Roots of Radicalism

Six hundredth anniversary of the Peasants' Revolt

THE Peasants' Revolt of 1381 was not only a social but a Nationalist uprising. Opposition to taxation and demands for the abolition of Feudalism were coupled with opposition to the presence of foreigners who had been allowed to settle in England. The revolt was thus directed both against the ruling Establishment of the day and against foreign immigrants.

Both town and country had long been smouldering with discontent owing to a multiplicity of reasons.

One of the major causes of rural discontent can be traced to the high mortality rate brought about by the Black Death (Bubonic Plague) between 1348 and 1375. This put severe strains on the cultivation of domanial estates, and resulted in a sharp clash between the interests of lords and labourers.

There were two classes of labourer ― the villein who held strips of land in return for discharging certain customary obligations, and the landless labourer who worked for wages. The aim of the landlord was to extract the customary dues from the former as stringently as possible, and to pay the latter as little as possible.

□ □ □ □

WHAT TO DO =
- 1) Decide whether each statement below agrees with the Peasants' Revolt text. Answer yes or no for each, and quote the words of the text that decide it.
(a) The text places the high mortality of the Black Death between 1348 and 1375.
(b) The text says the revolt was directed only against the ruling Establishment.
(c) The text describes the villein as the worker who was paid wages.
- 2) Transcribe the passage of the Peasants' Revolt text word for word, starting at "THE Peasants' Revolt of" and ending at "lords and labourers.".

DATASET EXCERPT =

□ □ □ □

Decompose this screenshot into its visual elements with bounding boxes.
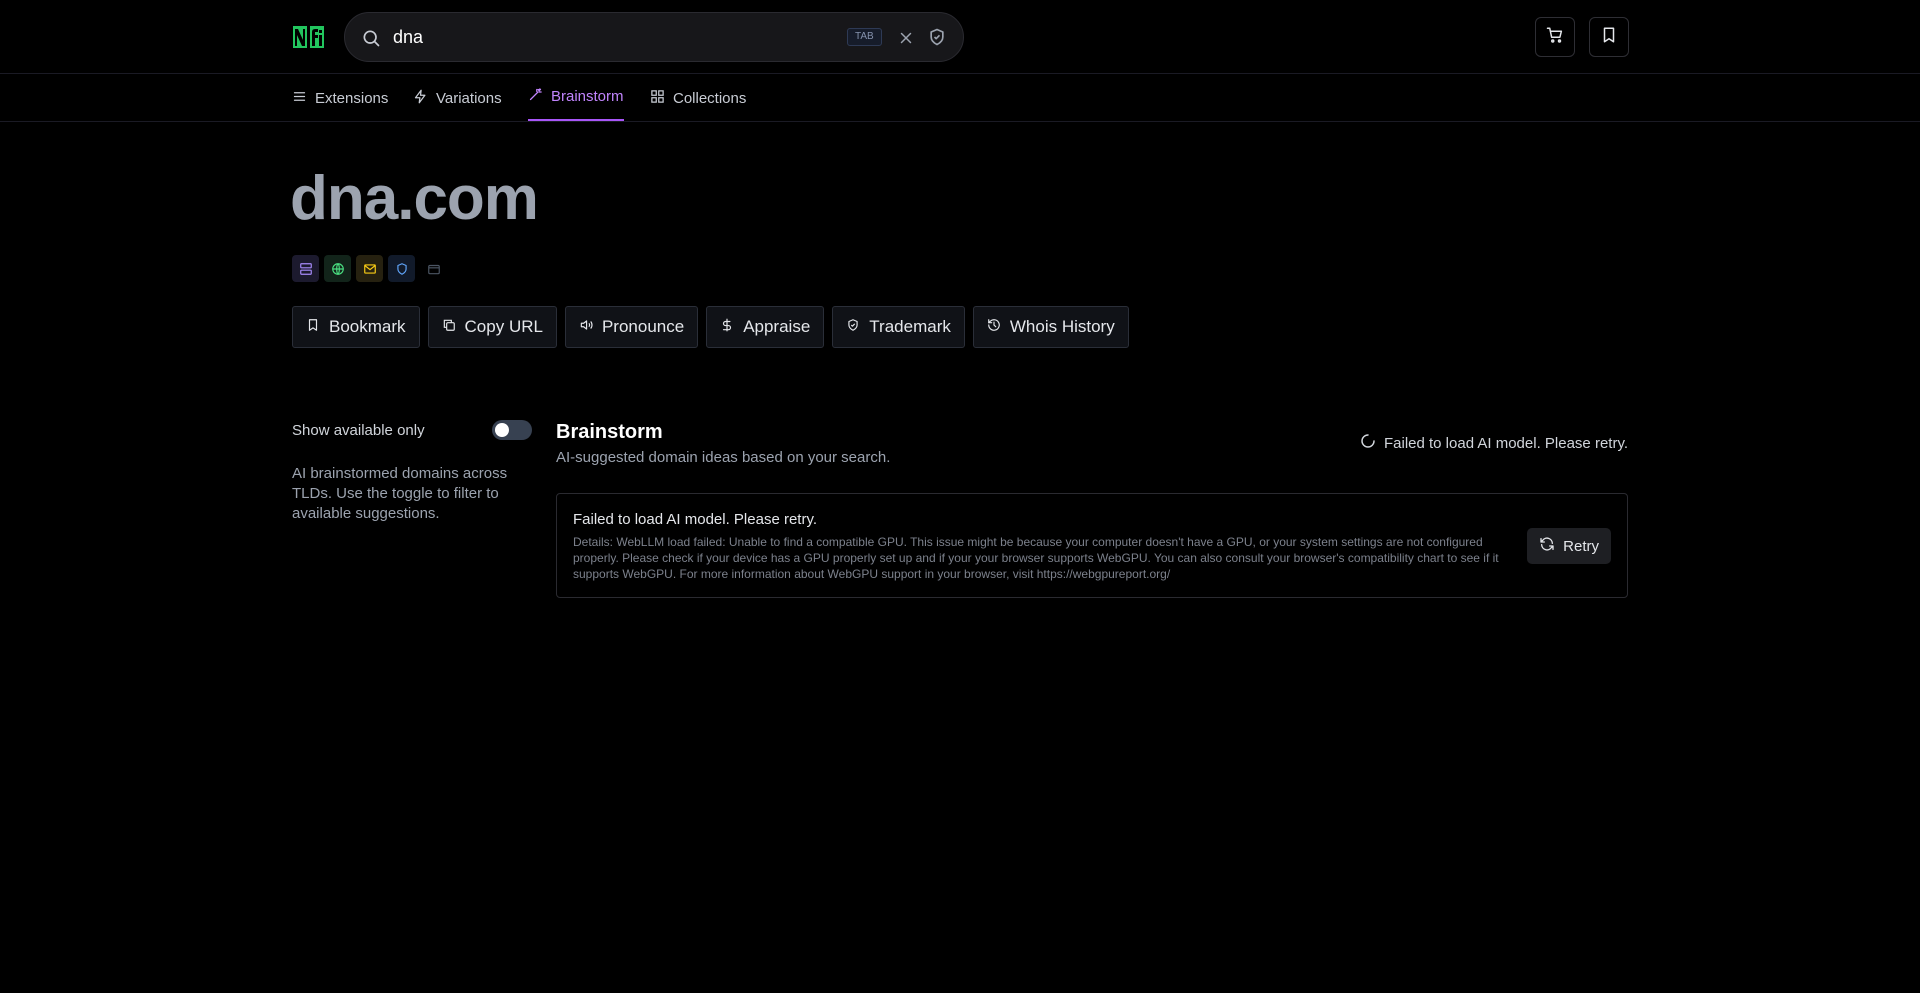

□ □ □ □

ANSWER SET =
- 1)
(a) Yes: "the high mortality rate brought about by the Black Death (Bubonic Plague) between 1348 and 1375"
(b) No: "The revolt was thus directed both against the ruling Establishment of the day and against foreign immigrants."
(c) No: "the villein who held strips of land in return for discharging certain customary obligations"

- 2)
THE Peasants' Revolt of 1381 was not only a social but a Nationalist uprising. Opposition to taxation and demands for the abolition of Feudalism were coupled with opposition to the presence of foreigners who had been allowed to settle in England. The revolt was thus directed both against the ruling Establishment of the day and against foreign immigrants.

Both town and country had long been smouldering with discontent owing to a multiplicity of reasons.

One of the major causes of rural discontent can be traced to the high mortality rate brought about by the Black Death (Bubonic Plague) between 1348 and 1375. This put severe strains on the cultivation of domanial estates, and resulted in a sharp clash between the interests of lords and labourers.